--- Rows ---

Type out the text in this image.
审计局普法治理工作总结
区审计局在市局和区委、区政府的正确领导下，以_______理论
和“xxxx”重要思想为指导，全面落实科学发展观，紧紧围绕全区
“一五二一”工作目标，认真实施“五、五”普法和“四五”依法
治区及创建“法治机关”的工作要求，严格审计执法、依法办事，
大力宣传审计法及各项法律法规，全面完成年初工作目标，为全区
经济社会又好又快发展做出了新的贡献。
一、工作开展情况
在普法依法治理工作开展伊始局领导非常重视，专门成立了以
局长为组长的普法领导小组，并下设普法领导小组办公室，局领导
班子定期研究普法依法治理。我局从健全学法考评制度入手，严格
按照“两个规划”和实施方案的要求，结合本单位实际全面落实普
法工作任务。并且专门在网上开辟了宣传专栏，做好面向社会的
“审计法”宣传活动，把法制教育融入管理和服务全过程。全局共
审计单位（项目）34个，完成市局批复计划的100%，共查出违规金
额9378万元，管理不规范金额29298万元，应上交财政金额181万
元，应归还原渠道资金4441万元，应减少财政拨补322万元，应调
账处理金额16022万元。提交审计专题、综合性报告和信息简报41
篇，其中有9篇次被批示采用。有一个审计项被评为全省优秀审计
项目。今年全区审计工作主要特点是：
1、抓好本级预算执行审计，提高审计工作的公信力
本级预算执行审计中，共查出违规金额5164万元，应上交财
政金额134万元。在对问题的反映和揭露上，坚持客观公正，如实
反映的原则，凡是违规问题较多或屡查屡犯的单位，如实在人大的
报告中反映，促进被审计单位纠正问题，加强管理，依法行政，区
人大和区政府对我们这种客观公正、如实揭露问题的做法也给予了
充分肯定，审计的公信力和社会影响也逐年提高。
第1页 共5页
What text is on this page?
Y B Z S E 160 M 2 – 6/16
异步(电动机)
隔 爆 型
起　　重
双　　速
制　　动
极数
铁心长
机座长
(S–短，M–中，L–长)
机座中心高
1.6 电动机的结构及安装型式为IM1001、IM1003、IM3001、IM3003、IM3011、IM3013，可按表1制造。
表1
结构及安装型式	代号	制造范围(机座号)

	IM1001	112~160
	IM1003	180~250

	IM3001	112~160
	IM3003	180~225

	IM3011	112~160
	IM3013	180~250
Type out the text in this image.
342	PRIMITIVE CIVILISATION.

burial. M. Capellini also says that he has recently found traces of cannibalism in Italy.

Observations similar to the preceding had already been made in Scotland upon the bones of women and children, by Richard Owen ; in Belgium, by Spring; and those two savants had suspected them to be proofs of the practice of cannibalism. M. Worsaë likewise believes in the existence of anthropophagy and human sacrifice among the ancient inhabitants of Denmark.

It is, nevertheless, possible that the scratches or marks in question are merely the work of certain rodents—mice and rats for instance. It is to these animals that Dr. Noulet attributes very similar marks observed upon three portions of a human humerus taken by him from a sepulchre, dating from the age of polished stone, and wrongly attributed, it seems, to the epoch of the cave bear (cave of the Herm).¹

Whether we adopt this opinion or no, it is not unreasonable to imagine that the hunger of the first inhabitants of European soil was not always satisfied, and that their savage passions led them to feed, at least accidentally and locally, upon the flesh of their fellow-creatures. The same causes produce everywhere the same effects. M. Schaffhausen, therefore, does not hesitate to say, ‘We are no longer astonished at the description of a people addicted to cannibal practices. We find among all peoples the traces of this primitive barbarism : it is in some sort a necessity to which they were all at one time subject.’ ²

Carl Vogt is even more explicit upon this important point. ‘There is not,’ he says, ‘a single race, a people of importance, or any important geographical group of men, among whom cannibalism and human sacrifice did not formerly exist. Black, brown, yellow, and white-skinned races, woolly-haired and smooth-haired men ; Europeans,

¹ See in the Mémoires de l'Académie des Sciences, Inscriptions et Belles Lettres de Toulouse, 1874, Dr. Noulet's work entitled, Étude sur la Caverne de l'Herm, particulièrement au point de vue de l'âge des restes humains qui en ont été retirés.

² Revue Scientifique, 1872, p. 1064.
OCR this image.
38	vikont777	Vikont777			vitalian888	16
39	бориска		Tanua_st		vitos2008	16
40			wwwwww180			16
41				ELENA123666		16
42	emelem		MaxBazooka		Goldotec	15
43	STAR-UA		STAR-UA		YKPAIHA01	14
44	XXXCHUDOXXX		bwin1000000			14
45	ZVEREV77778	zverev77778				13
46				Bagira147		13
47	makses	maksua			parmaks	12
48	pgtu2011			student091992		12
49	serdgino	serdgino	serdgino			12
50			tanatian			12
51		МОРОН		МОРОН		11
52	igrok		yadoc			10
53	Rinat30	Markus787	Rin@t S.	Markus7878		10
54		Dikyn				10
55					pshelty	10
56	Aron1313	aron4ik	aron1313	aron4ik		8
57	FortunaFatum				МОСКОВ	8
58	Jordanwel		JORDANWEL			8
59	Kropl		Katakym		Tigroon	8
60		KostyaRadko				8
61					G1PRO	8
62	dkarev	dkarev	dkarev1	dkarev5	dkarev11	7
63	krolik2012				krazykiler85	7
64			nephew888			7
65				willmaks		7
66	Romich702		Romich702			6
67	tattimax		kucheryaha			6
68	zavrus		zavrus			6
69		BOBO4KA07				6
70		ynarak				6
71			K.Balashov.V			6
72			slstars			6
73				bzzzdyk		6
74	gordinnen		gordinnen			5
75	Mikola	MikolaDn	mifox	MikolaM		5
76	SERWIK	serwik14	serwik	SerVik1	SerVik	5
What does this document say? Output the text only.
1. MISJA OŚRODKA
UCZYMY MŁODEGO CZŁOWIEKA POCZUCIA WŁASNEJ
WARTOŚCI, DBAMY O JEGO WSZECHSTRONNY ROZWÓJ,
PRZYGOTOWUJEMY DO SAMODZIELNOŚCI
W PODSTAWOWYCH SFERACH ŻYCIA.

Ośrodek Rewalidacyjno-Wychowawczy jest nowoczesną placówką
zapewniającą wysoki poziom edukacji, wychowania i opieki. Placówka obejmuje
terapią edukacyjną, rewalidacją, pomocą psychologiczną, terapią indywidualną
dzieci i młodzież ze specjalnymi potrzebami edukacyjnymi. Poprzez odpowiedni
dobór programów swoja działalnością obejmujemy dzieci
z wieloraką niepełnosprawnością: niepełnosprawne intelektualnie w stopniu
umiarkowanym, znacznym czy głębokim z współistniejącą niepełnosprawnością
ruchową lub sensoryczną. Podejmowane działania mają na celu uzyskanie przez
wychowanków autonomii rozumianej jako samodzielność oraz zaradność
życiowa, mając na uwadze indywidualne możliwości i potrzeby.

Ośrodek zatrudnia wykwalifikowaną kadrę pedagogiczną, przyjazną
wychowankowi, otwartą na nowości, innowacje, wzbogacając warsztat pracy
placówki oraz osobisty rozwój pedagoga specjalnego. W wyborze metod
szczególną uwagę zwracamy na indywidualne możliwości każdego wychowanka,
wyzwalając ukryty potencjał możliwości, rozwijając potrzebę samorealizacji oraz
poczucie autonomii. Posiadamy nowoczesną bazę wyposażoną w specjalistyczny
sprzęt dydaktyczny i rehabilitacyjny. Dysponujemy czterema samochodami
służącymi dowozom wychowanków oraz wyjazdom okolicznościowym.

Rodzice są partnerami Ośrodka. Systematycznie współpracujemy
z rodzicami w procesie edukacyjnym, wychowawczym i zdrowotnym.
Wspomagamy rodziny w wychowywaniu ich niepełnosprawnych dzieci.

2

---

• _Task requirements_:
Determine how many lines of the listing above hold the word "wychowanków". Report that number without anything else.

• _Finished exercise_:
2